**Tasks to carry out:**
(A) Do the following statements agree with the court opinion on Bonneau's unpaid commissions? Answer yes or no for each, quoting the words from the opinion that decide it.
(i) The court let Crossland Mortgage amend its Second Counterclaim during the Pretrial Conference.
(ii) The parties disagree about whether equity governs Crossland Mortgage's affirmative defense and counterclaim.
(iii) Bonneau accepts that a violation of his fiduciary duties would cost him all right to compensation for his entire period of employment.
(B) Could you carry on the court opinion on Bonneau's unpaid commissions from the point where it stops?

**Selected extract:**
◇ ◇ ◇ ◇ ◇ ◇ ◇

Opinion
CV-99-1275-ST
April 18, 2001
OPINION
Plaintiff, Ryan Bonneau ("Bonneau"), contends that he is entitled to recover unpaid commissions from defendant Crossland Mortgage Corp. ("Crossland Mortgage"). In response, Crossland Mortgage claims that Bonneau is not entitled to recover any commissions because he violated his duty of loyalty and breached his duty of good faith and fair dealing. In addition, during the Pretrial Conference, the court allowed Crossland Mortgage to amend its Second Counterclaim for Violation of Duty of Loyalty to include the remedy of disgorgement of all compensation paid to Bonneau during his employment.
Both parties agree that equity governs Crossland Mortgage's affirmative defense and counterclaim alleging that based on Bonneau's alleged disloyalty and bad faith, Bonneau may not recover any unpaid compensation and must restore to Crossland Mortgage all past compensation received. However, Bonneau argues that even if he did violate his fiduciary duties to Crossland Mortgage, he does not forfeit all right to compensation during the entire period of his employment. Instead, Bonneau contends that he ought to be paid for time periods or tasks performed while properly performing his duties to Crossland Mortgage and that his compensation should be apportioned accordingly.

◇ ◇ ◇ ◇ ◇ ◇ ◇

**Given information:**
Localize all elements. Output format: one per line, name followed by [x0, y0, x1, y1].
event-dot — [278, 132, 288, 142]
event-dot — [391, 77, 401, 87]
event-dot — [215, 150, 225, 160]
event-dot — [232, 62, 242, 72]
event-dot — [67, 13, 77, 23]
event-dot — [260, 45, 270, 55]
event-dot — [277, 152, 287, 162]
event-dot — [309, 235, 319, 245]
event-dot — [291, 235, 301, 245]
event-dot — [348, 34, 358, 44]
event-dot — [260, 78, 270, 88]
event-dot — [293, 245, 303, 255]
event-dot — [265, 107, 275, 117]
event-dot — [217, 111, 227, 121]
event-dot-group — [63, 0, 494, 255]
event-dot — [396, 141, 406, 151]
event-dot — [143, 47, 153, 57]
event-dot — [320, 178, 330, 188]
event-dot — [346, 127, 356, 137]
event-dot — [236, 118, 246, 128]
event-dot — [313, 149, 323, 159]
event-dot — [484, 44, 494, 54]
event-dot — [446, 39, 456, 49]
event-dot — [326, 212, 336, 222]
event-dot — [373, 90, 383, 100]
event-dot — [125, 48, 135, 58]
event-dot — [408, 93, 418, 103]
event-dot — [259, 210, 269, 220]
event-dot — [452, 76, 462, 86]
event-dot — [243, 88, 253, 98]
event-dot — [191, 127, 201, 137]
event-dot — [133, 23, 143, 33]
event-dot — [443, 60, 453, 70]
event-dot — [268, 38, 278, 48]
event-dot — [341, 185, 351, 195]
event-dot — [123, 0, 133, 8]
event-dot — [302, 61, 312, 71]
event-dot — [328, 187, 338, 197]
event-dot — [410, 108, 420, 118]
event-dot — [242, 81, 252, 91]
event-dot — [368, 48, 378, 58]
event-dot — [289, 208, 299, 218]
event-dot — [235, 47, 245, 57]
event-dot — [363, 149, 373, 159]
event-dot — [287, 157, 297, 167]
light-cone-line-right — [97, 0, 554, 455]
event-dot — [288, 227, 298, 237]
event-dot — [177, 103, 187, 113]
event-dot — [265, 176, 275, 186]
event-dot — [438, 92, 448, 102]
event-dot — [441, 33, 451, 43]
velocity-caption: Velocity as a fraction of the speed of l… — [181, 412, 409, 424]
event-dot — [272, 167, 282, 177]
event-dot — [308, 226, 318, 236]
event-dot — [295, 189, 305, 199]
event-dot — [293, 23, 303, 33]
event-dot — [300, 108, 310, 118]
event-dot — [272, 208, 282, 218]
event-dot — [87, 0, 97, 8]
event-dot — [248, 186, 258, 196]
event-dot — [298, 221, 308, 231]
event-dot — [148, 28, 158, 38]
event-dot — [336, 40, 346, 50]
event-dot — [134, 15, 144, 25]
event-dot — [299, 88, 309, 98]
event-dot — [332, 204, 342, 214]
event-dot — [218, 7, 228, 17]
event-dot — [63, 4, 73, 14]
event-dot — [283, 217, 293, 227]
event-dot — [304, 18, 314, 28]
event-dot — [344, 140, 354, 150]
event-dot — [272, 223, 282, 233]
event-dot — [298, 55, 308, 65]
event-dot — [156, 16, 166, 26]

◇ ◇ ◇ ◇ ◇ ◇ ◇

**Final answers:**
(A)
(i) Yes: "during the Pretrial Conference, the court allowed Crossland Mortgage to amend its Second Counterclaim for Violation of Duty of Loyalty"
(ii) No: "Both parties agree that equity governs Crossland Mortgage's affirmative defense and counterclaim"
(iii) No: "he does not forfeit all right to compensation during the entire period of his employment"

(B)
Crossland Mortgage urges that, as a matter of law, Bonneau forfeits all right to compensation due to his disloyal acts, relying primarily on American Timber Trading Co. v. Niedermeyer, 276 Or. 1135, 558 P.2d 1211 (1976). In that case, the corporation's president secretly diverted corporate assets for his own benefit in excess of $150,000. The corporation, which was insolvent and liquidated, sought to recover not only the diverted funds, but also over $226,000 in salary which it had paid to its president during the time that he was breaching his fiduciary duties. The court first acknowledged the general rule favoring the corporation:
The remedy of restoration of compensation is an equitable principle and its applicability is dependent upon the individual facts of each case. The general rule, however, is that a corporate officer who engages in activities which constitute either a breach of his duty of loyalty or a wilful breach of his contract of employment is not entitled to any compensation for services rendered during that period of time even though part of those services may have been properly performed.
Id at 1155, 558 P.2d at 1223 (citations omitted).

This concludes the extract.